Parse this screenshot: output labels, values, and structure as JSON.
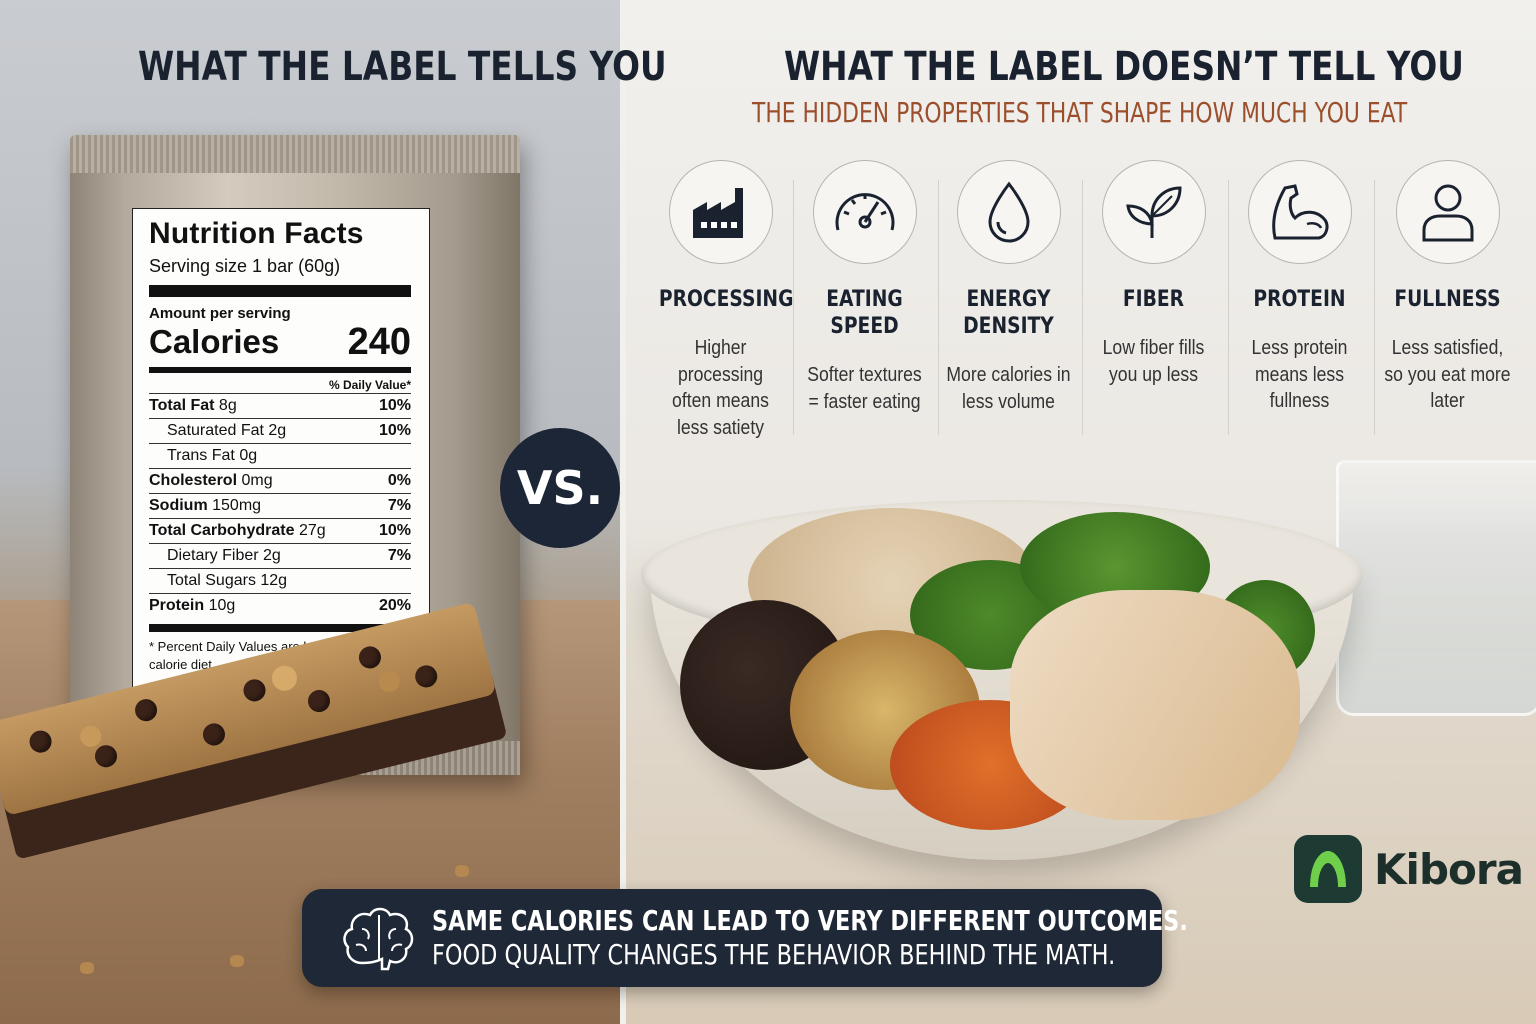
{
  "left": {
    "title": "WHAT THE LABEL TELLS YOU",
    "nutrition": {
      "title": "Nutrition Facts",
      "serving": "Serving size 1 bar (60g)",
      "amount_label": "Amount per serving",
      "calories_label": "Calories",
      "calories_value": "240",
      "dv_header": "% Daily Value*",
      "rows": [
        {
          "label_bold": "Total Fat",
          "label_rest": " 8g",
          "pct": "10%",
          "indent": false
        },
        {
          "label_bold": "",
          "label_rest": "Saturated Fat 2g",
          "pct": "10%",
          "indent": true
        },
        {
          "label_bold": "",
          "label_rest": "Trans Fat 0g",
          "pct": "",
          "indent": true
        },
        {
          "label_bold": "Cholesterol",
          "label_rest": " 0mg",
          "pct": "0%",
          "indent": false
        },
        {
          "label_bold": "Sodium",
          "label_rest": " 150mg",
          "pct": "7%",
          "indent": false
        },
        {
          "label_bold": "Total Carbohydrate",
          "label_rest": " 27g",
          "pct": "10%",
          "indent": false
        },
        {
          "label_bold": "",
          "label_rest": "Dietary Fiber 2g",
          "pct": "7%",
          "indent": true
        },
        {
          "label_bold": "",
          "label_rest": "Total Sugars 12g",
          "pct": "",
          "indent": true
        },
        {
          "label_bold": "Protein",
          "label_rest": " 10g",
          "pct": "20%",
          "indent": false
        }
      ],
      "footnote": "* Percent Daily Values are based on a 2,000 calorie diet."
    }
  },
  "vs": "VS.",
  "right": {
    "title": "WHAT THE LABEL DOESN’T TELL YOU",
    "subtitle": "THE HIDDEN PROPERTIES THAT SHAPE HOW MUCH YOU EAT",
    "properties": [
      {
        "icon": "factory-icon",
        "label": "PROCESSING",
        "desc": "Higher processing often means less satiety"
      },
      {
        "icon": "speedometer-icon",
        "label": "EATING SPEED",
        "desc": "Softer textures = faster eating"
      },
      {
        "icon": "droplet-icon",
        "label": "ENERGY DENSITY",
        "desc": "More calories in less volume"
      },
      {
        "icon": "leaf-icon",
        "label": "FIBER",
        "desc": "Low fiber fills you up less"
      },
      {
        "icon": "flexed-arm-icon",
        "label": "PROTEIN",
        "desc": "Less protein means less fullness"
      },
      {
        "icon": "person-icon",
        "label": "FULLNESS",
        "desc": "Less satisfied, so you eat more later"
      }
    ]
  },
  "logo": {
    "text": "Kibora"
  },
  "banner": {
    "line1": "SAME CALORIES CAN LEAD TO VERY DIFFERENT OUTCOMES.",
    "line2": "FOOD QUALITY CHANGES THE BEHAVIOR BEHIND THE MATH."
  }
}
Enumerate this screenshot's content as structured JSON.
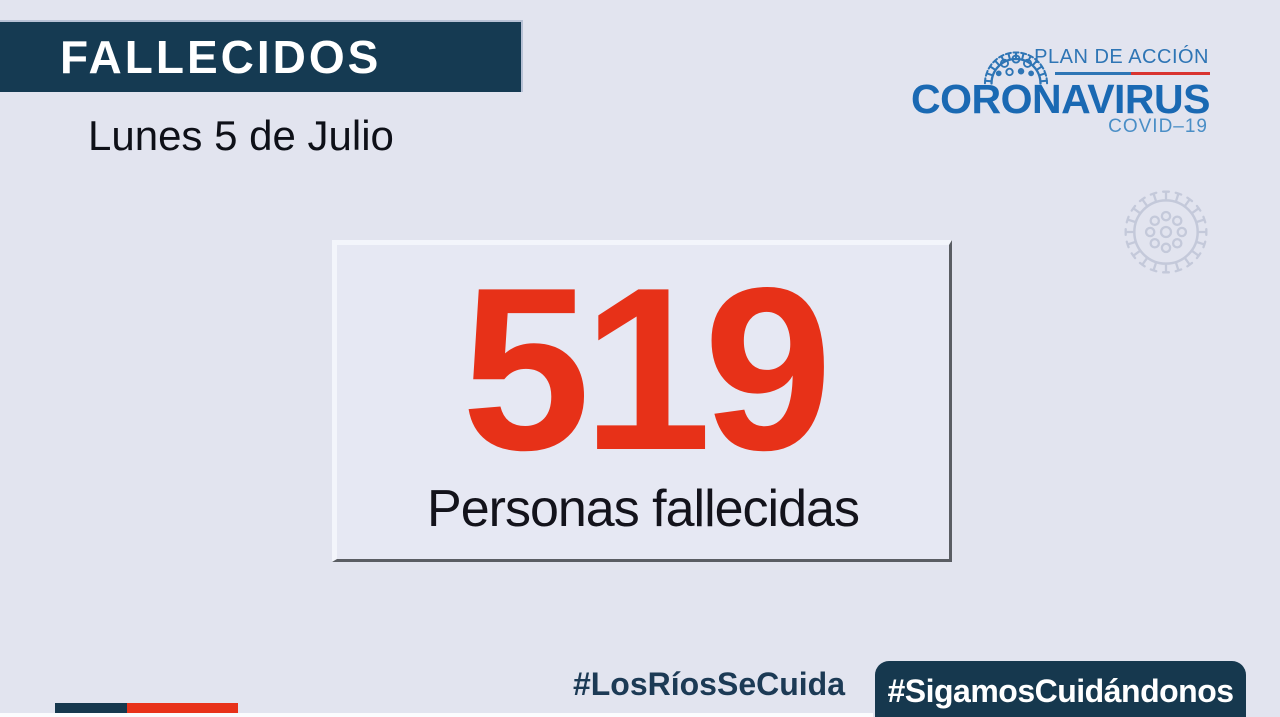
{
  "header": {
    "title": "FALLECIDOS",
    "date": "Lunes 5 de Julio"
  },
  "logo": {
    "plan": "PLAN DE ACCIÓN",
    "brand": "CORONAVIRUS",
    "sub": "COVID–19"
  },
  "stat": {
    "value": "519",
    "label": "Personas fallecidas"
  },
  "footer": {
    "hashtag_region": "#LosRíosSeCuida",
    "hashtag_national": "#SigamosCuidándonos"
  },
  "colors": {
    "background": "#e2e4ef",
    "navy": "#16384e",
    "navy_bar": "#153a52",
    "red": "#e73118",
    "chile_red": "#e8321a",
    "logo_blue": "#1a69b3",
    "logo_blue_light": "#4a8ec6",
    "plan_blue": "#2e75b5",
    "underline_red": "#d93430",
    "watermark": "#c4c9da"
  }
}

Task description ▸ An exact copy of every record above is required, with all pictures omitted.

Completed exercise ▸
Parse this screenshot: output labels, values, and structure as JSON.
{
  "left": {
    "title": "WHAT THE LABEL TELLS YOU",
    "nutrition": {
      "title": "Nutrition Facts",
      "serving": "Serving size 1 bar (60g)",
      "amount_label": "Amount per serving",
      "calories_label": "Calories",
      "calories_value": "240",
      "dv_header": "% Daily Value*",
      "rows": [
        {
          "label_bold": "Total Fat",
          "label_rest": " 8g",
          "pct": "10%",
          "indent": false
        },
        {
          "label_bold": "",
          "label_rest": "Saturated Fat 2g",
          "pct": "10%",
          "indent": true
        },
        {
          "label_bold": "",
          "label_rest": "Trans Fat 0g",
          "pct": "",
          "indent": true
        },
        {
          "label_bold": "Cholesterol",
          "label_rest": " 0mg",
          "pct": "0%",
          "indent": false
        },
        {
          "label_bold": "Sodium",
          "label_rest": " 150mg",
          "pct": "7%",
          "indent": false
        },
        {
          "label_bold": "Total Carbohydrate",
          "label_rest": " 27g",
          "pct": "10%",
          "indent": false
        },
        {
          "label_bold": "",
          "label_rest": "Dietary Fiber 2g",
          "pct": "7%",
          "indent": true
        },
        {
          "label_bold": "",
          "label_rest": "Total Sugars 12g",
          "pct": "",
          "indent": true
        },
        {
          "label_bold": "Protein",
          "label_rest": " 10g",
          "pct": "20%",
          "indent": false
        }
      ],
      "footnote": "* Percent Daily Values are based on a 2,000 calorie diet."
    }
  },
  "vs": "VS.",
  "right": {
    "title": "WHAT THE LABEL DOESN’T TELL YOU",
    "subtitle": "THE HIDDEN PROPERTIES THAT SHAPE HOW MUCH YOU EAT",
    "properties": [
      {
        "icon": "factory-icon",
        "label": "PROCESSING",
        "desc": "Higher processing often means less satiety"
      },
      {
        "icon": "speedometer-icon",
        "label": "EATING SPEED",
        "desc": "Softer textures = faster eating"
      },
      {
        "icon": "droplet-icon",
        "label": "ENERGY DENSITY",
        "desc": "More calories in less volume"
      },
      {
        "icon": "leaf-icon",
        "label": "FIBER",
        "desc": "Low fiber fills you up less"
      },
      {
        "icon": "flexed-arm-icon",
        "label": "PROTEIN",
        "desc": "Less protein means less fullness"
      },
      {
        "icon": "person-icon",
        "label": "FULLNESS",
        "desc": "Less satisfied, so you eat more later"
      }
    ]
  },
  "logo": {
    "text": "Kibora"
  },
  "banner": {
    "line1": "SAME CALORIES CAN LEAD TO VERY DIFFERENT OUTCOMES.",
    "line2": "FOOD QUALITY CHANGES THE BEHAVIOR BEHIND THE MATH."
  }
}
Enumerate this screenshot's content as structured JSON.
{
  "header": {
    "title": "FALLECIDOS",
    "date": "Lunes 5 de Julio"
  },
  "logo": {
    "plan": "PLAN DE ACCIÓN",
    "brand": "CORONAVIRUS",
    "sub": "COVID–19"
  },
  "stat": {
    "value": "519",
    "label": "Personas fallecidas"
  },
  "footer": {
    "hashtag_region": "#LosRíosSeCuida",
    "hashtag_national": "#SigamosCuidándonos"
  },
  "colors": {
    "background": "#e2e4ef",
    "navy": "#16384e",
    "navy_bar": "#153a52",
    "red": "#e73118",
    "chile_red": "#e8321a",
    "logo_blue": "#1a69b3",
    "logo_blue_light": "#4a8ec6",
    "plan_blue": "#2e75b5",
    "underline_red": "#d93430",
    "watermark": "#c4c9da"
  }
}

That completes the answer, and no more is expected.